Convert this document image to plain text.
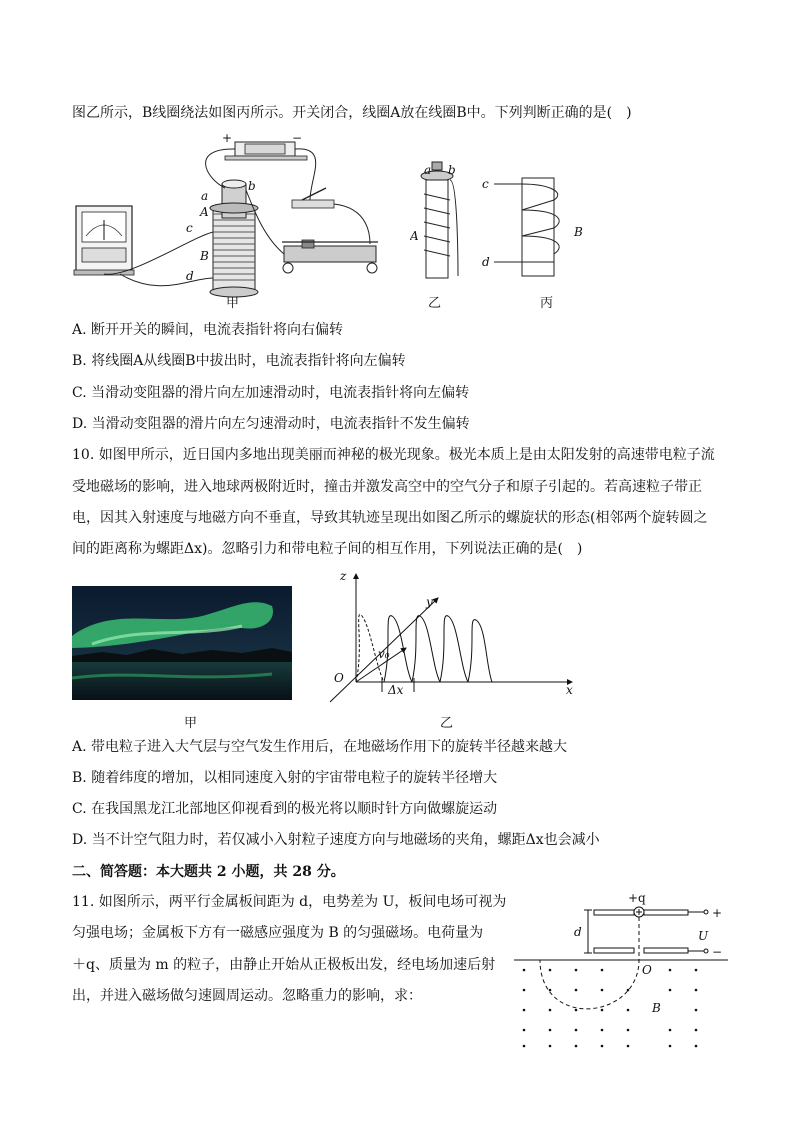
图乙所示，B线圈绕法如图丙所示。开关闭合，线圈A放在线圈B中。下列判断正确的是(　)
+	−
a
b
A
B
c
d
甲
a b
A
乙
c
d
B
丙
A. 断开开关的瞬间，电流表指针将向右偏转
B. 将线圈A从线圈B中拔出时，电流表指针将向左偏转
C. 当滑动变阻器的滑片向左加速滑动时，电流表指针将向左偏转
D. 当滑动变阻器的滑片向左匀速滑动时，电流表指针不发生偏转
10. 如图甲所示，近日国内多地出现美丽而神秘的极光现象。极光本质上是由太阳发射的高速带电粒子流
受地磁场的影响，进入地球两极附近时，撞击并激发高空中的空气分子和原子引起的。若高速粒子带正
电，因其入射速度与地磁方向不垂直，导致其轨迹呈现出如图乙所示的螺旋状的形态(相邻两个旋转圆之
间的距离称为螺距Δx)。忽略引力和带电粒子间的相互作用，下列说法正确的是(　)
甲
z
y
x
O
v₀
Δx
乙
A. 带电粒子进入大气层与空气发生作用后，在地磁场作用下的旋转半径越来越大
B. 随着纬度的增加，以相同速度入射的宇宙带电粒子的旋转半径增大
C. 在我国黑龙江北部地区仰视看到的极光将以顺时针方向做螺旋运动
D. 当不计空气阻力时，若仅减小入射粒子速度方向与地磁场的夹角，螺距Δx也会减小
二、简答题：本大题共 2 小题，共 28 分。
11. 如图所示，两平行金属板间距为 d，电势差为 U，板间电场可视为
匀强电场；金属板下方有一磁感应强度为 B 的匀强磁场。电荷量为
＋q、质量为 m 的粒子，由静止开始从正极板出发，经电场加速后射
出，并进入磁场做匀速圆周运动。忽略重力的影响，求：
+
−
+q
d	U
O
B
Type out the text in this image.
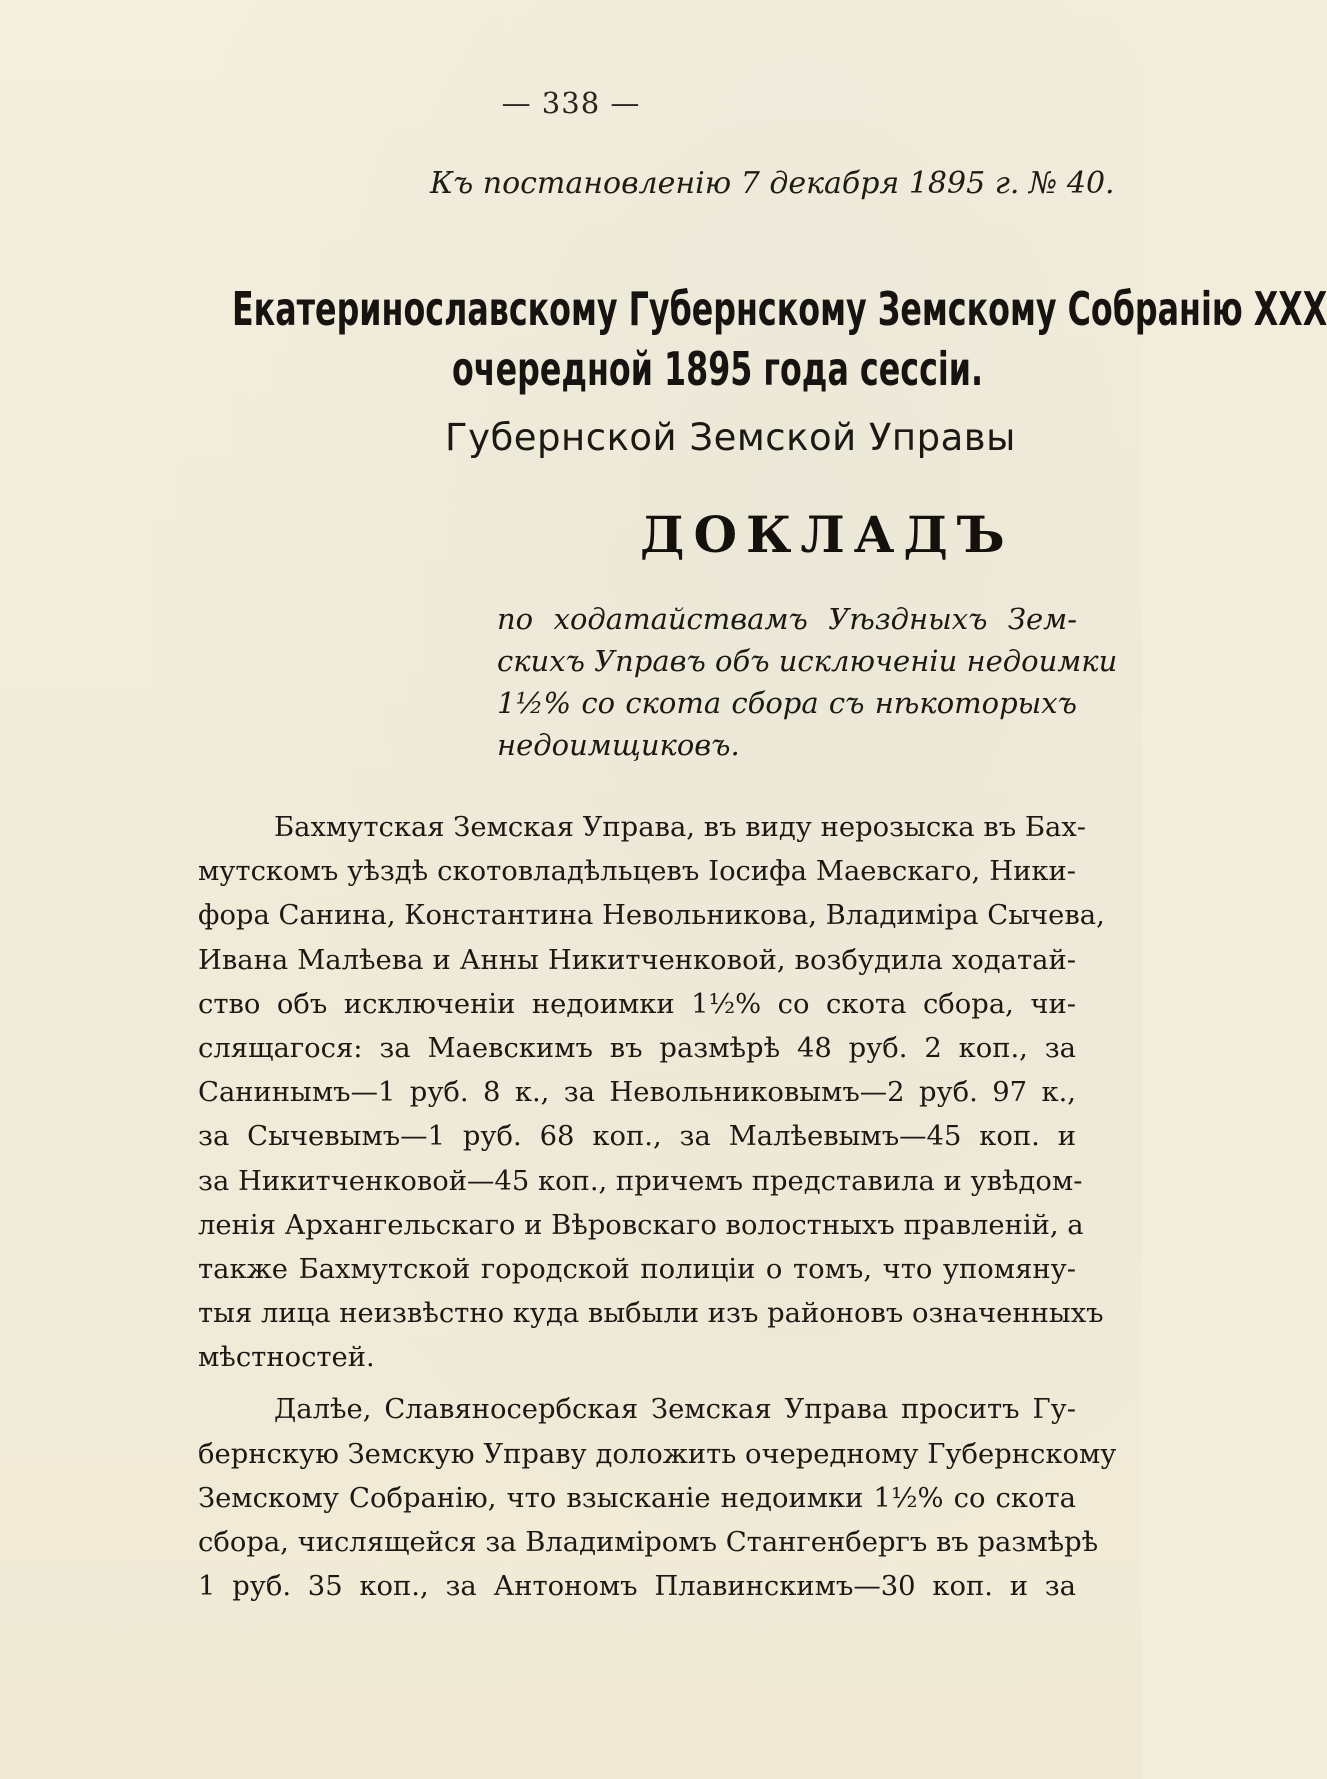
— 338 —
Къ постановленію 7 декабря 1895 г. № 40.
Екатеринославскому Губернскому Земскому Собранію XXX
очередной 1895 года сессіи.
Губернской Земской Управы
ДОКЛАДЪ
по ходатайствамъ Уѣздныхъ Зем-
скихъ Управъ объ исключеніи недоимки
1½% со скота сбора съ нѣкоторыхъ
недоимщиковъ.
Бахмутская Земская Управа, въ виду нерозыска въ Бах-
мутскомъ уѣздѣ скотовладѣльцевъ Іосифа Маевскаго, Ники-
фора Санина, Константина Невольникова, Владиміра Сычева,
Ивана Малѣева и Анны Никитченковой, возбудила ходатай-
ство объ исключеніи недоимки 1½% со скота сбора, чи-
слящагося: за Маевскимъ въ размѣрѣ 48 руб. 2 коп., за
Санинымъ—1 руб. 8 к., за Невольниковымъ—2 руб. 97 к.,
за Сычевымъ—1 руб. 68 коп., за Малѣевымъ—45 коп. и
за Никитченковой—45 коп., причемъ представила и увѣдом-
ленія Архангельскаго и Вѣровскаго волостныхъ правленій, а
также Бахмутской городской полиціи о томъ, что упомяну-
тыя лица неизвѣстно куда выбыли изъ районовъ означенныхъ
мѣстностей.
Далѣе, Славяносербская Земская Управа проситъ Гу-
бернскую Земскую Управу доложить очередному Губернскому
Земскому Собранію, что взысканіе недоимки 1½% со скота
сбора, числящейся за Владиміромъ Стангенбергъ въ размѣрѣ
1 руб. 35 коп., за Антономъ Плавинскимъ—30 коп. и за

Given request
Reproduce the listing exactly. Leave its pictures out.

Expected answer
Convert this document image to plain text.
图乙所示，B线圈绕法如图丙所示。开关闭合，线圈A放在线圈B中。下列判断正确的是(　)
+	−
a
b
A
B
c
d
甲
a b
A
乙
c
d
B
丙
A. 断开开关的瞬间，电流表指针将向右偏转
B. 将线圈A从线圈B中拔出时，电流表指针将向左偏转
C. 当滑动变阻器的滑片向左加速滑动时，电流表指针将向左偏转
D. 当滑动变阻器的滑片向左匀速滑动时，电流表指针不发生偏转
10. 如图甲所示，近日国内多地出现美丽而神秘的极光现象。极光本质上是由太阳发射的高速带电粒子流
受地磁场的影响，进入地球两极附近时，撞击并激发高空中的空气分子和原子引起的。若高速粒子带正
电，因其入射速度与地磁方向不垂直，导致其轨迹呈现出如图乙所示的螺旋状的形态(相邻两个旋转圆之
间的距离称为螺距Δx)。忽略引力和带电粒子间的相互作用，下列说法正确的是(　)
甲
z
y
x
O
v₀
Δx
乙
A. 带电粒子进入大气层与空气发生作用后，在地磁场作用下的旋转半径越来越大
B. 随着纬度的增加，以相同速度入射的宇宙带电粒子的旋转半径增大
C. 在我国黑龙江北部地区仰视看到的极光将以顺时针方向做螺旋运动
D. 当不计空气阻力时，若仅减小入射粒子速度方向与地磁场的夹角，螺距Δx也会减小
二、简答题：本大题共 2 小题，共 28 分。
11. 如图所示，两平行金属板间距为 d，电势差为 U，板间电场可视为
匀强电场；金属板下方有一磁感应强度为 B 的匀强磁场。电荷量为
＋q、质量为 m 的粒子，由静止开始从正极板出发，经电场加速后射
出，并进入磁场做匀速圆周运动。忽略重力的影响，求：
+
−
+q
d	U
O
B
Type out the text in this image.
— 338 —
Къ постановленію 7 декабря 1895 г. № 40.
Екатеринославскому Губернскому Земскому Собранію XXX
очередной 1895 года сессіи.
Губернской Земской Управы
ДОКЛАДЪ
по ходатайствамъ Уѣздныхъ Зем-
скихъ Управъ объ исключеніи недоимки
1½% со скота сбора съ нѣкоторыхъ
недоимщиковъ.
Бахмутская Земская Управа, въ виду нерозыска въ Бах-
мутскомъ уѣздѣ скотовладѣльцевъ Іосифа Маевскаго, Ники-
фора Санина, Константина Невольникова, Владиміра Сычева,
Ивана Малѣева и Анны Никитченковой, возбудила ходатай-
ство объ исключеніи недоимки 1½% со скота сбора, чи-
слящагося: за Маевскимъ въ размѣрѣ 48 руб. 2 коп., за
Санинымъ—1 руб. 8 к., за Невольниковымъ—2 руб. 97 к.,
за Сычевымъ—1 руб. 68 коп., за Малѣевымъ—45 коп. и
за Никитченковой—45 коп., причемъ представила и увѣдом-
ленія Архангельскаго и Вѣровскаго волостныхъ правленій, а
также Бахмутской городской полиціи о томъ, что упомяну-
тыя лица неизвѣстно куда выбыли изъ районовъ означенныхъ
мѣстностей.
Далѣе, Славяносербская Земская Управа проситъ Гу-
бернскую Земскую Управу доложить очередному Губернскому
Земскому Собранію, что взысканіе недоимки 1½% со скота
сбора, числящейся за Владиміромъ Стангенбергъ въ размѣрѣ
1 руб. 35 коп., за Антономъ Плавинскимъ—30 коп. и за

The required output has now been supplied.